### TEXT EXCERPT
□ □ □

Strawberry Icebox Pie Recipe

Sarah Carey makes a Strawberry Icebox pie in this Everyday Food video, it’s so simple to make, the only thing you need to bake is the crust. Because only some of the berries are cooked and just a small amount of thickener is used, this pie has a fresh, true strawberry flavor. Enjoy!

10 graham crackers (2 ½ by 5 inches)
1 cup sugar
5 tablespoons unsalted butter, melted
½ cup unsweetened cranberry juice
2 quarts strawberries, hulled and thinly sliced (a few whole berries reserved for garnish)
¼ cup cornstarch
¼ teaspoon salt
½ cup heavy cream

See More: Quick, One-Pot Meal Ideas To Feed the Whole Family

1. Preheat oven to 350 degrees. In a food processor, blend graham crackers with 2 tablespoons sugar until finely ground; add butter and pulse until crumbs are moistened. Press mixture into the bottom and up the side of a 9-inch pie plate. Bake until crust is lightly browned, 12 to 14 minutes. Transfer to a wire rack and let cool completely.

□ □ □

### WHAT THE TASK ASKS
Continue the strawberry icebox pie recipe from the point where it stops. The data that follows was drawn from a separate source.

□ □ □

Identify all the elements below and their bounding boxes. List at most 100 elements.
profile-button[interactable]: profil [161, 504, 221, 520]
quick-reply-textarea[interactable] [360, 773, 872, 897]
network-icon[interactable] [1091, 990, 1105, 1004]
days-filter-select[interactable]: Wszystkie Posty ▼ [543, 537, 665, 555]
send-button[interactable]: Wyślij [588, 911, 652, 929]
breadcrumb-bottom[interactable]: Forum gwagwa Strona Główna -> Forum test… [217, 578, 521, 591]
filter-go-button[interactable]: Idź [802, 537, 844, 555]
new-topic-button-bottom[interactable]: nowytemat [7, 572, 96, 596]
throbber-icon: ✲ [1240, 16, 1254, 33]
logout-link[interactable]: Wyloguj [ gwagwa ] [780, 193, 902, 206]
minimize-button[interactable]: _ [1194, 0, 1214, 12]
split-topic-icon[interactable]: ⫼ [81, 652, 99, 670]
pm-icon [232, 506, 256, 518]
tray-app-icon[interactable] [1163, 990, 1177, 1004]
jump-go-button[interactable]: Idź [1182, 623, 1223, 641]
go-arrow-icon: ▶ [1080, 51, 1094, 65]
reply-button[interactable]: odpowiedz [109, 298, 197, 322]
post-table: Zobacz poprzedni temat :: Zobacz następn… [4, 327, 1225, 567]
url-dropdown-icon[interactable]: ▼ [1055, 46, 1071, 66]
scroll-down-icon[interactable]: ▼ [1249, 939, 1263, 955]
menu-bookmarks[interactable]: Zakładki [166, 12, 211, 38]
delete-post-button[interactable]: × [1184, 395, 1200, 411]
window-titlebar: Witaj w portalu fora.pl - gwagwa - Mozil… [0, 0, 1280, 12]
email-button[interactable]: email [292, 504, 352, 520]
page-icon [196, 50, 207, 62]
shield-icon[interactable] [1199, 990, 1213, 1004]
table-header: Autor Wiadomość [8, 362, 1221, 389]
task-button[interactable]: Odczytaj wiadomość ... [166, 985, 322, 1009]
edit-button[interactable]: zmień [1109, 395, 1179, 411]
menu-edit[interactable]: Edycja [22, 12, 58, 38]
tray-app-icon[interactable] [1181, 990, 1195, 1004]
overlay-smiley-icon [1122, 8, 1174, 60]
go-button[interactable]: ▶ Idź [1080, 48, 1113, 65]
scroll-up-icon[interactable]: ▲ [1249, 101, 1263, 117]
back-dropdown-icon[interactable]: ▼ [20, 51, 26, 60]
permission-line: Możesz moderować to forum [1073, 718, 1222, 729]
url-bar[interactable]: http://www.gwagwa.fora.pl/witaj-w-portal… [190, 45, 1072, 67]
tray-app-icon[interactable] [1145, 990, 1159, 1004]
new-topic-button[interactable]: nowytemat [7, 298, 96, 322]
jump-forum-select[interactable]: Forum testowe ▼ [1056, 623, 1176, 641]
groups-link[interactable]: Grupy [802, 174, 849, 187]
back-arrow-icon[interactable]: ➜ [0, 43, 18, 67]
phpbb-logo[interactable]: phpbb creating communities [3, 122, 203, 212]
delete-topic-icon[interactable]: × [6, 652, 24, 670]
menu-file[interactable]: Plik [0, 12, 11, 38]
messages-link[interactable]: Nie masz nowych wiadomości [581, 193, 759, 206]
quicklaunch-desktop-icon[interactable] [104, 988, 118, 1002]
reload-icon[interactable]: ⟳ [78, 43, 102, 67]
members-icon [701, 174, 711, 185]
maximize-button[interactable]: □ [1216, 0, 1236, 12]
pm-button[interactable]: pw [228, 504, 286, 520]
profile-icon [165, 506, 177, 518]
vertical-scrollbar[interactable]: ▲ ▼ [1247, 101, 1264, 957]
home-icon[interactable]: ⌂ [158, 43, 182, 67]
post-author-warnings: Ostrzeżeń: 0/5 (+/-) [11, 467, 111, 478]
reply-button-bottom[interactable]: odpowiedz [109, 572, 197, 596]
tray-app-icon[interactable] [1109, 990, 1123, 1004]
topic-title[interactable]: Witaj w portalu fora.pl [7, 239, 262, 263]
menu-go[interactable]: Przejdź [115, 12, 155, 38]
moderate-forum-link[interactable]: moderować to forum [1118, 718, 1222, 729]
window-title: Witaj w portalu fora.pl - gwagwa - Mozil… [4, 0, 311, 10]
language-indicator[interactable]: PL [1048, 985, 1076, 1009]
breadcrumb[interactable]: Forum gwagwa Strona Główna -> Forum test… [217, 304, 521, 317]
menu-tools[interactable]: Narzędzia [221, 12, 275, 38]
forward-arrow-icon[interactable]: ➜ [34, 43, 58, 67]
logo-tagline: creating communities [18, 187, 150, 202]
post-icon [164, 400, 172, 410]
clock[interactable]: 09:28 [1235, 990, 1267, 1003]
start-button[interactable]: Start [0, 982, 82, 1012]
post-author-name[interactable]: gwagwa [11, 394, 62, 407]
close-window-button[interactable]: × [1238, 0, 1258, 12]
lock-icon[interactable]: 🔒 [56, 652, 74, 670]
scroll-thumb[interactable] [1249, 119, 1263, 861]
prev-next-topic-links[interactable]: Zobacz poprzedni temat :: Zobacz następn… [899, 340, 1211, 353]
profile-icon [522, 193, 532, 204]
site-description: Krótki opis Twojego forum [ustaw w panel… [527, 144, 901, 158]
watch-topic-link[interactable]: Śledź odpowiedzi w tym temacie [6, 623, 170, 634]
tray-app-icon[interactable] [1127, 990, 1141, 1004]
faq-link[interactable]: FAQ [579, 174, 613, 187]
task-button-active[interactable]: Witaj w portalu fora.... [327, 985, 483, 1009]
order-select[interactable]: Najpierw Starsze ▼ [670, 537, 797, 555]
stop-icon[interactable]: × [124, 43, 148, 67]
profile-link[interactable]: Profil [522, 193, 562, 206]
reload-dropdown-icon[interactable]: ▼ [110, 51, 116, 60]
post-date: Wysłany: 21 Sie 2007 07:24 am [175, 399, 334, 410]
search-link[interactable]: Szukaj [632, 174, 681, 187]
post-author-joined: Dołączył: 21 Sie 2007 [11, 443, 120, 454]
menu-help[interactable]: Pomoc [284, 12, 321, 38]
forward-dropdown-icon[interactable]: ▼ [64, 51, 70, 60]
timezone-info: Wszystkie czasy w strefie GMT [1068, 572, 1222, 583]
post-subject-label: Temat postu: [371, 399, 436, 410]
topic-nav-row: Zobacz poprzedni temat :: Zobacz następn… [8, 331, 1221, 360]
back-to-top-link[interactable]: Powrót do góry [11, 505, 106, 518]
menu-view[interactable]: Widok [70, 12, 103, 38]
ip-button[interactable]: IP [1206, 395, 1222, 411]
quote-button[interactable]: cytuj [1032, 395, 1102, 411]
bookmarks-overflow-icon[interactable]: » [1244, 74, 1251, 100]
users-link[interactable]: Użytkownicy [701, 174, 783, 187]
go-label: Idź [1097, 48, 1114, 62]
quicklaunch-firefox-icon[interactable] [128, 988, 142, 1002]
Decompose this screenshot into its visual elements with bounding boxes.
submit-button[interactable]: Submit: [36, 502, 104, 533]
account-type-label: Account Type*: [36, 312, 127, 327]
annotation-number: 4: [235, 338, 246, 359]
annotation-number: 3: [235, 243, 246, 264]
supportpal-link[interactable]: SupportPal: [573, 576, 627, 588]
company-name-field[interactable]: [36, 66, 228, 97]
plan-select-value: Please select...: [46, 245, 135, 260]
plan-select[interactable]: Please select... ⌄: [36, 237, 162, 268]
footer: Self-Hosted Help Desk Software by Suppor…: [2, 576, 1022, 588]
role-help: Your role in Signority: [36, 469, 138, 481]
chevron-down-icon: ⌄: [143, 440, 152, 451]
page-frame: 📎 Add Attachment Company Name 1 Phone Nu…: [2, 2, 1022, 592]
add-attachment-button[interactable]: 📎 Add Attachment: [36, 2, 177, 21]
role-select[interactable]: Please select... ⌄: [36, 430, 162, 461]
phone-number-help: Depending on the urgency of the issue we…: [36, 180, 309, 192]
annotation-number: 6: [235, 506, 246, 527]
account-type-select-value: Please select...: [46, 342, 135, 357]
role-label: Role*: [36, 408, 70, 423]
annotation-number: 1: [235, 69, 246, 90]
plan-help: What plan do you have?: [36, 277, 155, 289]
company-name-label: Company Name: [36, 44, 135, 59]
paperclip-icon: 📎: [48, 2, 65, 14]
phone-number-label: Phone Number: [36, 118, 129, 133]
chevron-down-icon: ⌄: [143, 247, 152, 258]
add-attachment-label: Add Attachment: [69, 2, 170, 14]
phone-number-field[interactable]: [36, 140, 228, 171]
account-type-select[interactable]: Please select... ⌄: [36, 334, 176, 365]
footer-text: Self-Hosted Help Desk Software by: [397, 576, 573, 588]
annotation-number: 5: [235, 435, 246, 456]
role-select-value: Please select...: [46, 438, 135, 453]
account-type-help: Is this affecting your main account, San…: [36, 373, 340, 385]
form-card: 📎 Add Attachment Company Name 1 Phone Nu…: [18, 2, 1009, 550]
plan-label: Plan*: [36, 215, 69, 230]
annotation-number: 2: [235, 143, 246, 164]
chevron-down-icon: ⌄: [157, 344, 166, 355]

□ □ □

### RESULT
2. Meanwhile, in a medium saucepan, combine ¾ cup sugar, cranberry juice, 2 cups strawberries, cornstarch, and salt. Using a potato masher, gently mash strawberries. Bring to a boil; reduce to a simmer and cook, stirring frequently, until very thick, about 1 minute. Remove from heat and let cool slightly. Stir in remaining strawberries. Pour into cooled pie crust. Refrigerate until set, at least 4 hours (or up to 1 day).

3. In a large bowl, beat cream until soft peaks form. Sprinkle 2 tablespoons sugar over cream and continue to beat until soft peaks return (do not overbeat). Spread whipped cream over pie, leaving a 1 ½-inch border around edge. Garnish with whole berries.